• _PROMPT A_
Reproduce verbatim the portion of the records that runs from their first line through the line containing "- zabbix-share-icon: Z: [2302, 48, 2322, 68]", with that line included.

• _SOURCE EXCERPT_
Watch Bed Bugs Get Stopped in Their Tracks
Summer is a time of travel and fun. But with every bed an exhausted traveler lies on after a day of sightseeing, the chances of bringing home an unwanted bug increase.
Bed bugs don’t fly or jump or come in from your garden. They crawl very quickly and are great at hiding in travelers’ luggage and hitching rides into their homes — or into hotel rooms.
“It would probably be a prudent thing to do a quick bed check if you’re sleeping in a strange bed,” said Michael Potter, an entomologist at the University of Kentucky who researches bed bugs. His recommendation goes for hotel rooms, as well as dorms and summer camp bunk beds.
So what does Potter do when he travels? First, he keeps his suitcase zipped up and on a credenza or metal luggage rack. Bed bugs have a hard time climbing up smooth surfaces like metal.
Next, he recommends pulling back the sheet at the head of the bed and checking the seams on the top and bottom of the mattress and the box spring. Contrary to popular belief, bed bugs don’t burrow into mattresses; they stay on the surface. And after feeding on us they find a hideout, where they leave telltale brown or yellow droplets of digested blood called fecal spots. If they have already had a chance to reproduce, their nest might include translucent egg casings and young yellowish nymphs.

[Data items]

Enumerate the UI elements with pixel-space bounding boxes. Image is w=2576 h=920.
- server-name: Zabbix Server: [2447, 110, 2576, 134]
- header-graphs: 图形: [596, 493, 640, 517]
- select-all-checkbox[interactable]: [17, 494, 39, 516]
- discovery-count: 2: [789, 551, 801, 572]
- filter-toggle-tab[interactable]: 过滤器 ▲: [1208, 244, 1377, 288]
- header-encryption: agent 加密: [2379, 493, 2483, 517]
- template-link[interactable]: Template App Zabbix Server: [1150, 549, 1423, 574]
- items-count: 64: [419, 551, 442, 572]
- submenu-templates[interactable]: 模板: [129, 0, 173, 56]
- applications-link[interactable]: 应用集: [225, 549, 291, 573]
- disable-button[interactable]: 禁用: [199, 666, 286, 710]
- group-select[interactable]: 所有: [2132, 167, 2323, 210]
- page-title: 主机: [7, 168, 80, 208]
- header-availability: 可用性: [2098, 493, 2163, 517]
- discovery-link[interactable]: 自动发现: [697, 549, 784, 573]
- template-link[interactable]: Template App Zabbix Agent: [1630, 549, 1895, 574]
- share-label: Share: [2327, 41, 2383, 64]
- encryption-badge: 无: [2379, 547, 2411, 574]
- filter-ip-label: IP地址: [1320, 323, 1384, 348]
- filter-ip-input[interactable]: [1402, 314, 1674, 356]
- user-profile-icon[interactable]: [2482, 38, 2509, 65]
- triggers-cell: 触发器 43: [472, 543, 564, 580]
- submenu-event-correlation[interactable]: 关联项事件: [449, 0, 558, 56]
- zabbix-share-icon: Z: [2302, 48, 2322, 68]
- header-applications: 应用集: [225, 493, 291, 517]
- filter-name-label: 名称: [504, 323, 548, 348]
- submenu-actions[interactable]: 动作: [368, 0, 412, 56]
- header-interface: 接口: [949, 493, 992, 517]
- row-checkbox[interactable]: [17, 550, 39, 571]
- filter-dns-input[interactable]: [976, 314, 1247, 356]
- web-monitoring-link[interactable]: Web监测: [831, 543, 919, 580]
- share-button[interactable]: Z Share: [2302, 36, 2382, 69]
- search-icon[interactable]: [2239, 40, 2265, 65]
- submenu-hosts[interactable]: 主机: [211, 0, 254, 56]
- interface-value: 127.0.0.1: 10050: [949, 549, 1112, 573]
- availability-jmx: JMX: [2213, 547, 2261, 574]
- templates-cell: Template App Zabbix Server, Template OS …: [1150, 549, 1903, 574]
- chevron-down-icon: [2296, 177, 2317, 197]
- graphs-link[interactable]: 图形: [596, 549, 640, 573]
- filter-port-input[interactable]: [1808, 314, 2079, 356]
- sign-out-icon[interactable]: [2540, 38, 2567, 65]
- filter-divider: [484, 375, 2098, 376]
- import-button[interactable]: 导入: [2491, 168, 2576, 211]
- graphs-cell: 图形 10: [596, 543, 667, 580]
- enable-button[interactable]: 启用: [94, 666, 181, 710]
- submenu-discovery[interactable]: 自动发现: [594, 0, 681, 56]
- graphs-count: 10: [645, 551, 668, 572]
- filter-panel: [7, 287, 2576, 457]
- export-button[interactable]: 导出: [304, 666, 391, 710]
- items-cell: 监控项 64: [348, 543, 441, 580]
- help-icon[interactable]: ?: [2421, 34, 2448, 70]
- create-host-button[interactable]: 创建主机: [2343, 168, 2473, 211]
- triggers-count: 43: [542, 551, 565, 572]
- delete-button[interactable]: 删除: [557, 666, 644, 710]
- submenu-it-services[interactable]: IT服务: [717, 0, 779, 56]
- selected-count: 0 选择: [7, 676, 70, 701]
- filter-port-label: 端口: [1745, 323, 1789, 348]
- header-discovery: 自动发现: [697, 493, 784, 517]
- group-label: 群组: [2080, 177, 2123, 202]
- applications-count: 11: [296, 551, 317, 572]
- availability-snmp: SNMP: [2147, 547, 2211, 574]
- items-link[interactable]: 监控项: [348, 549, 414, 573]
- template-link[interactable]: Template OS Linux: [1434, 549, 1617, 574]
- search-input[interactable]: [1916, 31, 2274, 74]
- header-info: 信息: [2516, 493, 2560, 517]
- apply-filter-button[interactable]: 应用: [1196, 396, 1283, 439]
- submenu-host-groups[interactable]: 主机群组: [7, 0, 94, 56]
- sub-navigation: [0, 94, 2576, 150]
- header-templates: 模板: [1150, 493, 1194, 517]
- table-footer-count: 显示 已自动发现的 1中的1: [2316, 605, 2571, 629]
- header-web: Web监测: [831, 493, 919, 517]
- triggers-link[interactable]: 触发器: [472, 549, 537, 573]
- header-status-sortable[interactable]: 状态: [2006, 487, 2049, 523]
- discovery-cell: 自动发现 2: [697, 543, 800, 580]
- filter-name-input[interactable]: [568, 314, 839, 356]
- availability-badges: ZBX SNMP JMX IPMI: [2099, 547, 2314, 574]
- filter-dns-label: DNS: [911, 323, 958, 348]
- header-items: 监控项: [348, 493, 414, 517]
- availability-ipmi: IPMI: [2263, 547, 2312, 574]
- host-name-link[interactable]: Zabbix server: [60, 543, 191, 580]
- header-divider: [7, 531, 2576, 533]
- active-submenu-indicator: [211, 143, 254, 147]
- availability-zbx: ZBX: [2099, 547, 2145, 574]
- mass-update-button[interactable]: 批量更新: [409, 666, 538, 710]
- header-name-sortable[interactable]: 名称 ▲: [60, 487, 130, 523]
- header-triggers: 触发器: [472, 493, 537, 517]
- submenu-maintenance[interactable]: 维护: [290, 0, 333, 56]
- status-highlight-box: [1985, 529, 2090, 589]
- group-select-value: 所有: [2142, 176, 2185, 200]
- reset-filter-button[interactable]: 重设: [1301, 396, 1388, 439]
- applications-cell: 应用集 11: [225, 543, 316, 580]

• _PROMPT B_
Extend the article on checking for bed bugs while traveling, picking up after its final sentence.

• _EXERCISE OUTPUT A_
Enumerate the UI elements with pixel-space bounding boxes. Image is w=2576 h=920.
- server-name: Zabbix Server: [2447, 110, 2576, 134]
- header-graphs: 图形: [596, 493, 640, 517]
- select-all-checkbox[interactable]: [17, 494, 39, 516]
- discovery-count: 2: [789, 551, 801, 572]
- filter-toggle-tab[interactable]: 过滤器 ▲: [1208, 244, 1377, 288]
- header-encryption: agent 加密: [2379, 493, 2483, 517]
- template-link[interactable]: Template App Zabbix Server: [1150, 549, 1423, 574]
- items-count: 64: [419, 551, 442, 572]
- submenu-templates[interactable]: 模板: [129, 0, 173, 56]
- applications-link[interactable]: 应用集: [225, 549, 291, 573]
- disable-button[interactable]: 禁用: [199, 666, 286, 710]
- group-select[interactable]: 所有: [2132, 167, 2323, 210]
- page-title: 主机: [7, 168, 80, 208]
- header-availability: 可用性: [2098, 493, 2163, 517]
- discovery-link[interactable]: 自动发现: [697, 549, 784, 573]
- template-link[interactable]: Template App Zabbix Agent: [1630, 549, 1895, 574]
- share-label: Share: [2327, 41, 2383, 64]
- encryption-badge: 无: [2379, 547, 2411, 574]
- filter-ip-label: IP地址: [1320, 323, 1384, 348]
- filter-ip-input[interactable]: [1402, 314, 1674, 356]
- user-profile-icon[interactable]: [2482, 38, 2509, 65]
- triggers-cell: 触发器 43: [472, 543, 564, 580]
- submenu-event-correlation[interactable]: 关联项事件: [449, 0, 558, 56]
- zabbix-share-icon: Z: [2302, 48, 2322, 68]

• _EXERCISE OUTPUT B_
“They’re more of a nest type of insect,” said Bill Donahue, an entomologist and owner of Sierra Research Laboratories in Modesto, where he evaluates treatments against bed bugs and other pests. “There are areas where the bed bugs will congregate.”
Adult bed bugs are about the size and color of an apple seed. Young bugs, called nymphs, are smaller and yellowish or white. Guided by the carbon dioxide and heat that sleeping humans emit, they crawl quickly up wooden bed posts and over sheets to stick their long mouth part in and drink for about five minutes, until they’re completely full. They then hide in a nearby cranny, like the seam of the mattress or behind a baseboard.
“Heaven forbid you wake up with itchy red welts during your stay,” Potter said. “Then you want to be incredibly vigilant when you get home.”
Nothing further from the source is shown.